> **Work to complete**: State how many lines of the entries hold the string "distinct". Reply with the number alone.
··········
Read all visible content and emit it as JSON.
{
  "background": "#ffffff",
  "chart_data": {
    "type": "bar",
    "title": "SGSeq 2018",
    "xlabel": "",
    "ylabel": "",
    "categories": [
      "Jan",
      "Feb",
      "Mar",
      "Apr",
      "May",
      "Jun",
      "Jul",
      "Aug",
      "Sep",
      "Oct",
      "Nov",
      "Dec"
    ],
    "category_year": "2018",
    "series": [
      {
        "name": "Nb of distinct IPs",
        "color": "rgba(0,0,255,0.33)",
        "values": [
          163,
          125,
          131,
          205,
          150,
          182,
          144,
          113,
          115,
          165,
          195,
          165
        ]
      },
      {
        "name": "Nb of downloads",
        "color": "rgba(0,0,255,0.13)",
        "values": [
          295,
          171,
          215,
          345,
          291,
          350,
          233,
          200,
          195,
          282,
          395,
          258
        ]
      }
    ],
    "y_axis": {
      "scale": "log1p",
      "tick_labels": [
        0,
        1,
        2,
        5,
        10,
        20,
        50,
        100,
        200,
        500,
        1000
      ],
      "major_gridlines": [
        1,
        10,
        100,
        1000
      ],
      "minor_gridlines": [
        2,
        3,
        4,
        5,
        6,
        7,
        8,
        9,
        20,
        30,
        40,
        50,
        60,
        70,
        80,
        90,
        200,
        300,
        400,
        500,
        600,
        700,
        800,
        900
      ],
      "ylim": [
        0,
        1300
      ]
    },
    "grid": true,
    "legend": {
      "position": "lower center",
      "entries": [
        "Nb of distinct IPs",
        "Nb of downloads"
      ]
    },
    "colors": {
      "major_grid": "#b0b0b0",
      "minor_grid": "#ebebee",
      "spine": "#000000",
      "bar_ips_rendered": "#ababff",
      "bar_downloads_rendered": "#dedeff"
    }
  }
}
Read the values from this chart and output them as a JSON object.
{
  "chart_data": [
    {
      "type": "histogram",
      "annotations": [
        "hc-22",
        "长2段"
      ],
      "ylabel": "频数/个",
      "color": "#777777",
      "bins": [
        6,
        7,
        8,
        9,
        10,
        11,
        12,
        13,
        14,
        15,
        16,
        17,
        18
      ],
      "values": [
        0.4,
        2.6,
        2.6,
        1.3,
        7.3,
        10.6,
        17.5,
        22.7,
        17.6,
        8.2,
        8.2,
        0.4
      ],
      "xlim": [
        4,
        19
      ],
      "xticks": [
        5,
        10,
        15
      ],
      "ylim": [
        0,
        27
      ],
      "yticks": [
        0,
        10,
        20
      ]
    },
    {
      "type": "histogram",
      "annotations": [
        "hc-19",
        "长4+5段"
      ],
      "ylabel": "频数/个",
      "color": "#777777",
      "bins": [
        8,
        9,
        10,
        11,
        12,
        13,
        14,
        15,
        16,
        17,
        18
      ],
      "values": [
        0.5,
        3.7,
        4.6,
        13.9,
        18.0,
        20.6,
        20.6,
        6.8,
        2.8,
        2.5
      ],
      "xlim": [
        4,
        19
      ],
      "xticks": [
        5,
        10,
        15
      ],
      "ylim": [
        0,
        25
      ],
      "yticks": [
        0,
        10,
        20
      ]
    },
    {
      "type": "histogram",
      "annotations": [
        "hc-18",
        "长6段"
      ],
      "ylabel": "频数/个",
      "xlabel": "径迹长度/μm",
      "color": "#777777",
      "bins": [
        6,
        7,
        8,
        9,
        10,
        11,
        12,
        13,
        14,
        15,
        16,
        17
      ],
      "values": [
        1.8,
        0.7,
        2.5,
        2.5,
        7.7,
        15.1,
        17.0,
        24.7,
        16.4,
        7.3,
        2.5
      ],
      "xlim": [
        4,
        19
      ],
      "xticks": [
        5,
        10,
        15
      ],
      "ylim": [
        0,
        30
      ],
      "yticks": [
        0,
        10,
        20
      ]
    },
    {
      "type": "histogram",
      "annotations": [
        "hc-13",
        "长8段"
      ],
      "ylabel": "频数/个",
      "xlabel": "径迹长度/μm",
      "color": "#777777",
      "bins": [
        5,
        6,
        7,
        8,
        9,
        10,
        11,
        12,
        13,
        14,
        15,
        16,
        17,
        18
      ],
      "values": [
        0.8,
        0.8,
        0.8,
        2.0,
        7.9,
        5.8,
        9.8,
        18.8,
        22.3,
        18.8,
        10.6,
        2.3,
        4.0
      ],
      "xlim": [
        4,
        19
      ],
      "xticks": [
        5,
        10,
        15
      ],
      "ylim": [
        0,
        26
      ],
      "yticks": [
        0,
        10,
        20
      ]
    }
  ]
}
··········
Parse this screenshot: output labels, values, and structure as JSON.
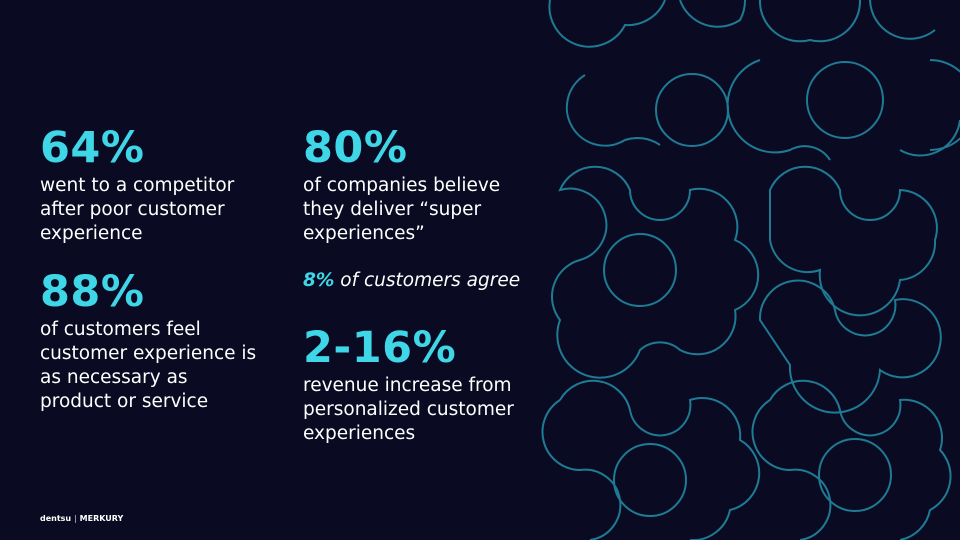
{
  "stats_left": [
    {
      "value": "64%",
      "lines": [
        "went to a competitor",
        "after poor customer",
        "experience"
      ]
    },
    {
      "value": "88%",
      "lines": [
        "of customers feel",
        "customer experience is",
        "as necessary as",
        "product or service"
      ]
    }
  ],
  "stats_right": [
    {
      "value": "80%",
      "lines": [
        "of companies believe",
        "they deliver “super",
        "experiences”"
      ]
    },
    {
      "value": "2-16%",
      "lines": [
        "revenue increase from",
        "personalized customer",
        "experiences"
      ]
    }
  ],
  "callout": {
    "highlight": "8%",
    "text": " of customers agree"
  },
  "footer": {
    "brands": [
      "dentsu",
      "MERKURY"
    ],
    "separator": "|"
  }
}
··········
> **Solution**: 2